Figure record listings

※

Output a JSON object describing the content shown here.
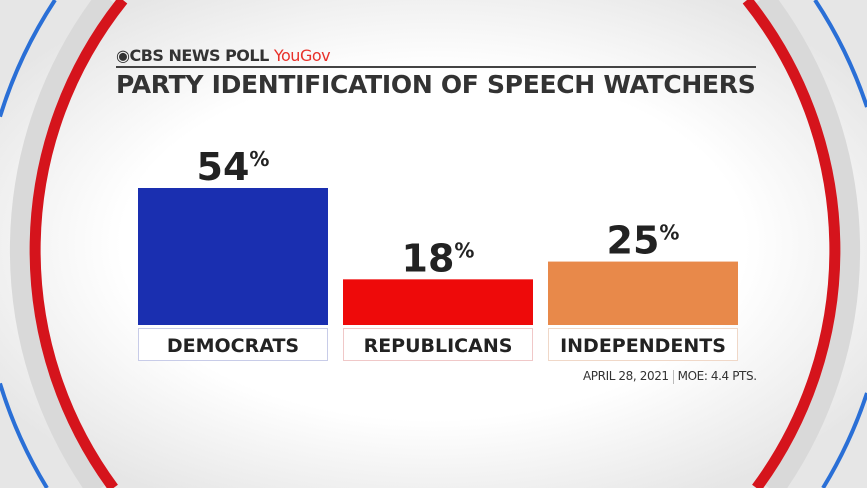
{
  "header": {
    "brand": "CBS NEWS POLL",
    "partner": "YouGov"
  },
  "footer": {
    "date": "APRIL 28, 2021",
    "moe": "MOE: 4.4 PTS."
  },
  "chart_data": {
    "type": "bar",
    "title": "PARTY IDENTIFICATION OF SPEECH WATCHERS",
    "categories": [
      "DEMOCRATS",
      "REPUBLICANS",
      "INDEPENDENTS"
    ],
    "values": [
      54,
      18,
      25
    ],
    "data_labels": [
      "54",
      "18",
      "25"
    ],
    "unit": "%",
    "colors": [
      "#1a2fb0",
      "#ee0a0a",
      "#e8894a"
    ],
    "ylim": [
      0,
      54
    ],
    "grid": false
  }
}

※

YOUR INSTRUCTIONS => Every record above should be written out again without change, except that the pictures are left out.

RESULT OF THIS EXERCISE =>
Output a JSON object describing the content shown here.
{
  "header": {
    "brand": "CBS NEWS POLL",
    "partner": "YouGov"
  },
  "footer": {
    "date": "APRIL 28, 2021",
    "moe": "MOE: 4.4 PTS."
  },
  "chart_data": {
    "type": "bar",
    "title": "PARTY IDENTIFICATION OF SPEECH WATCHERS",
    "categories": [
      "DEMOCRATS",
      "REPUBLICANS",
      "INDEPENDENTS"
    ],
    "values": [
      54,
      18,
      25
    ],
    "data_labels": [
      "54",
      "18",
      "25"
    ],
    "unit": "%",
    "colors": [
      "#1a2fb0",
      "#ee0a0a",
      "#e8894a"
    ],
    "ylim": [
      0,
      54
    ],
    "grid": false
  }
}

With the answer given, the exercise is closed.